Records from a collection of figures:

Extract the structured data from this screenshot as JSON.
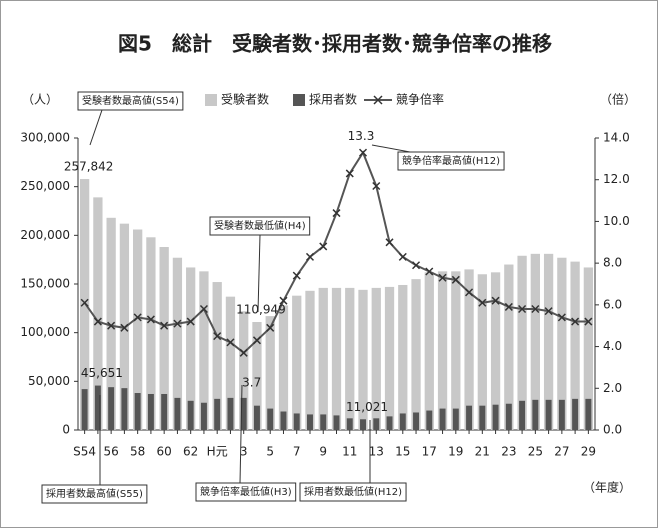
{
  "chart_data": {
    "type": "bar-line",
    "title": "図5　総計　受験者数･採用者数･競争倍率の推移",
    "y_label": "（人）",
    "y2_label": "（倍）",
    "x_label": "（年度）",
    "categories": [
      "S54",
      null,
      "56",
      null,
      "58",
      null,
      "60",
      null,
      "62",
      null,
      "H元",
      null,
      "3",
      null,
      "5",
      null,
      "7",
      null,
      "9",
      null,
      "11",
      null,
      "13",
      null,
      "15",
      null,
      "17",
      null,
      "19",
      null,
      "21",
      null,
      "23",
      null,
      "25",
      null,
      "27",
      null,
      "29"
    ],
    "series": [
      {
        "name": "受験者数",
        "type": "bar",
        "color": "#c8c8c8",
        "values": [
          257842,
          239000,
          218000,
          212000,
          206000,
          198000,
          188000,
          177000,
          167000,
          163000,
          152000,
          137000,
          122000,
          110949,
          117000,
          128000,
          138000,
          143000,
          146000,
          146000,
          146000,
          144000,
          146000,
          147000,
          149000,
          155000,
          162000,
          163000,
          163000,
          165000,
          160000,
          162000,
          170000,
          179000,
          181000,
          181000,
          177000,
          173000,
          167000
        ],
        "value_labels": [
          "257,842",
          null,
          null,
          null,
          null,
          null,
          null,
          null,
          null,
          null,
          null,
          null,
          null,
          "110,949",
          null,
          null,
          null,
          null,
          null,
          null,
          null,
          null,
          null,
          null,
          null,
          null,
          null,
          null,
          null,
          null,
          null,
          null,
          null,
          null,
          null,
          null,
          null,
          null,
          null
        ]
      },
      {
        "name": "採用者数",
        "type": "bar",
        "color": "#555555",
        "values": [
          42000,
          45651,
          44000,
          43000,
          38000,
          37000,
          37000,
          33000,
          30000,
          28000,
          32000,
          33000,
          33000,
          25000,
          22000,
          19000,
          17000,
          16000,
          16000,
          15000,
          12000,
          11021,
          12000,
          14000,
          17000,
          18000,
          20000,
          22000,
          22000,
          25000,
          25000,
          26000,
          27000,
          30000,
          31000,
          31000,
          31000,
          32000,
          32000
        ],
        "value_labels": [
          null,
          "45,651",
          null,
          null,
          null,
          null,
          null,
          null,
          null,
          null,
          null,
          null,
          null,
          null,
          null,
          null,
          null,
          null,
          null,
          null,
          null,
          "11,021",
          null,
          null,
          null,
          null,
          null,
          null,
          null,
          null,
          null,
          null,
          null,
          null,
          null,
          null,
          null,
          null,
          null
        ]
      },
      {
        "name": "競争倍率",
        "type": "line",
        "axis": "y2",
        "color": "#555555",
        "values": [
          6.1,
          5.2,
          5.0,
          4.9,
          5.4,
          5.3,
          5.0,
          5.1,
          5.2,
          5.8,
          4.5,
          4.2,
          3.7,
          4.3,
          4.9,
          6.2,
          7.4,
          8.3,
          8.8,
          10.4,
          12.3,
          13.3,
          11.7,
          9.0,
          8.3,
          7.9,
          7.6,
          7.3,
          7.2,
          6.6,
          6.1,
          6.2,
          5.9,
          5.8,
          5.8,
          5.7,
          5.4,
          5.2,
          5.2
        ]
      }
    ],
    "ylim": [
      0,
      300000
    ],
    "yticks": [
      0,
      {
        "value": 50000,
        "label": "50,000"
      },
      {
        "value": 100000,
        "label": "100,000"
      },
      {
        "value": 150000,
        "label": "150,000"
      },
      {
        "value": 200000,
        "label": "200,000"
      },
      {
        "value": 250000,
        "label": "250,000"
      },
      {
        "value": 300000,
        "label": "300,000"
      }
    ],
    "y2lim": [
      0,
      14
    ],
    "y2ticks": [
      {
        "value": 0,
        "label": "0.0"
      },
      {
        "value": 2,
        "label": "2.0"
      },
      {
        "value": 4,
        "label": "4.0"
      },
      {
        "value": 6,
        "label": "6.0"
      },
      {
        "value": 8,
        "label": "8.0"
      },
      {
        "value": 10,
        "label": "10.0"
      },
      {
        "value": 12,
        "label": "12.0"
      },
      {
        "value": 14,
        "label": "14.0"
      }
    ],
    "annotations": [
      "受験者数最高値(S54)",
      "受験者数最低値(H4)",
      "競争倍率最高値(H12)",
      "競争倍率最低値(H3)",
      "採用者数最高値(S55)",
      "採用者数最低値(H12)"
    ]
  }
}
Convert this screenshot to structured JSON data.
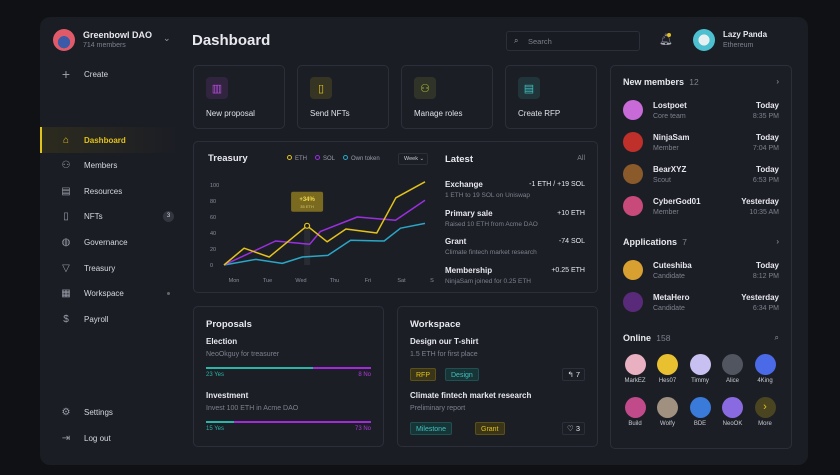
{
  "org": {
    "name": "Greenbowl DAO",
    "members": "714 members"
  },
  "sidebar": {
    "create": "Create",
    "items": [
      {
        "label": "Dashboard",
        "icon": "home-icon"
      },
      {
        "label": "Members",
        "icon": "users-icon"
      },
      {
        "label": "Resources",
        "icon": "file-icon"
      },
      {
        "label": "NFTs",
        "icon": "nft-icon",
        "badge": "3"
      },
      {
        "label": "Governance",
        "icon": "globe-icon"
      },
      {
        "label": "Treasury",
        "icon": "diamond-icon"
      },
      {
        "label": "Workspace",
        "icon": "building-icon"
      },
      {
        "label": "Payroll",
        "icon": "dollar-icon"
      }
    ],
    "settings": "Settings",
    "logout": "Log out"
  },
  "header": {
    "title": "Dashboard",
    "search_placeholder": "Search",
    "user": {
      "name": "Lazy Panda",
      "network": "Ethereum"
    }
  },
  "quick_actions": [
    {
      "label": "New proposal",
      "color": "#b84de0"
    },
    {
      "label": "Send NFTs",
      "color": "#e3c21a"
    },
    {
      "label": "Manage roles",
      "color": "#b5c23a"
    },
    {
      "label": "Create RFP",
      "color": "#3fc1c1"
    }
  ],
  "treasury": {
    "title": "Treasury",
    "range": "Week"
  },
  "chart_data": {
    "type": "line",
    "ylim": [
      0,
      100
    ],
    "yticks": [
      0,
      20,
      40,
      60,
      80,
      100
    ],
    "categories": [
      "Mon",
      "Tue",
      "Wed",
      "Thu",
      "Fri",
      "Sat",
      "Sun"
    ],
    "series": [
      {
        "name": "ETH",
        "color": "#e3c21a",
        "x": [
          0,
          0.6,
          1.35,
          2.48,
          3.08,
          3.64,
          4.56,
          5.13,
          6
        ],
        "y": [
          0,
          21,
          10,
          49,
          29,
          45,
          40,
          84,
          104
        ]
      },
      {
        "name": "SOL",
        "color": "#9b2fe0",
        "x": [
          0,
          1.54,
          2.56,
          2.88,
          3.98,
          5.12,
          6
        ],
        "y": [
          0,
          30,
          26,
          42,
          60,
          56,
          81
        ]
      },
      {
        "name": "Own token",
        "color": "#2aa6c7",
        "x": [
          0,
          0.95,
          1.74,
          2.34,
          3.1,
          3.78,
          4.78,
          5.27,
          6
        ],
        "y": [
          0,
          7,
          2,
          10,
          12,
          31,
          30,
          46,
          52
        ]
      }
    ],
    "annotation": {
      "label": "+34%",
      "sub": "35 ETH",
      "series": "ETH",
      "x": 2.48,
      "y": 49
    }
  },
  "latest": {
    "title": "Latest",
    "all": "All",
    "items": [
      {
        "title": "Exchange",
        "value": "-1 ETH / +19 SOL",
        "desc": "1 ETH to 19 SOL on Uniswap"
      },
      {
        "title": "Primary sale",
        "value": "+10 ETH",
        "desc": "Raised 10 ETH from Acme DAO"
      },
      {
        "title": "Grant",
        "value": "-74 SOL",
        "desc": "Climate fintech market research"
      },
      {
        "title": "Membership",
        "value": "+0.25 ETH",
        "desc": "NinjaSam joined for 0.25 ETH"
      }
    ]
  },
  "proposals": {
    "title": "Proposals",
    "items": [
      {
        "title": "Election",
        "desc": "NeoOkguy for treasurer",
        "yes": "23 Yes",
        "no": "8 No",
        "yes_frac": 0.65
      },
      {
        "title": "Investment",
        "desc": "Invest 100 ETH in Acme DAO",
        "yes": "15 Yes",
        "no": "73 No",
        "yes_frac": 0.17
      }
    ]
  },
  "workspace": {
    "title": "Workspace",
    "items": [
      {
        "title": "Design our T-shirt",
        "desc": "1.5 ETH for first place",
        "tags": [
          "RFP",
          "Design"
        ],
        "count": "7",
        "icon": "reply-icon"
      },
      {
        "title": "Climate fintech market research",
        "desc": "Preliminary report",
        "tags": [
          "Milestone",
          "Grant"
        ],
        "count": "3",
        "icon": "heart-icon"
      }
    ]
  },
  "new_members": {
    "title": "New members",
    "count": "12",
    "items": [
      {
        "name": "Lostpoet",
        "role": "Core team",
        "day": "Today",
        "time": "8:35 PM",
        "color": "#c86ad8"
      },
      {
        "name": "NinjaSam",
        "role": "Member",
        "day": "Today",
        "time": "7:04 PM",
        "color": "#c0302a"
      },
      {
        "name": "BearXYZ",
        "role": "Scout",
        "day": "Today",
        "time": "6:53 PM",
        "color": "#8a5a2a"
      },
      {
        "name": "CyberGod01",
        "role": "Member",
        "day": "Yesterday",
        "time": "10:35 AM",
        "color": "#c84a7a"
      }
    ]
  },
  "applications": {
    "title": "Applications",
    "count": "7",
    "items": [
      {
        "name": "Cuteshiba",
        "role": "Candidate",
        "day": "Today",
        "time": "8:12 PM",
        "color": "#d8a030"
      },
      {
        "name": "MetaHero",
        "role": "Candidate",
        "day": "Yesterday",
        "time": "6:34 PM",
        "color": "#5a2a7a"
      }
    ]
  },
  "online": {
    "title": "Online",
    "count": "158",
    "users": [
      {
        "name": "MarkEZ",
        "color": "#e8b0c0"
      },
      {
        "name": "Hes07",
        "color": "#e8c030"
      },
      {
        "name": "Timmy",
        "color": "#c8c0f0"
      },
      {
        "name": "Alice",
        "color": "#505560"
      },
      {
        "name": "4King",
        "color": "#4a6ae8"
      },
      {
        "name": "Build",
        "color": "#c04a8a"
      },
      {
        "name": "Wolfy",
        "color": "#a09080"
      },
      {
        "name": "BDE",
        "color": "#3a7ad8"
      },
      {
        "name": "NeoOK",
        "color": "#8a6ae0"
      },
      {
        "name": "More",
        "color": "#4a4520"
      }
    ]
  }
}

Given instruction: Scan the records above for the string "desc", then report every line that contains it.

Answer to this problem:
        "desc": "1 ETH to 19 SOL on Uniswap"
        "desc": "Raised 10 ETH from Acme DAO"
        "desc": "Climate fintech market research"
        "desc": "NinjaSam joined for 0.25 ETH"
        "desc": "NeoOkguy for treasurer",
        "desc": "Invest 100 ETH in Acme DAO",
        "desc": "1.5 ETH for first place",
        "desc": "Preliminary report",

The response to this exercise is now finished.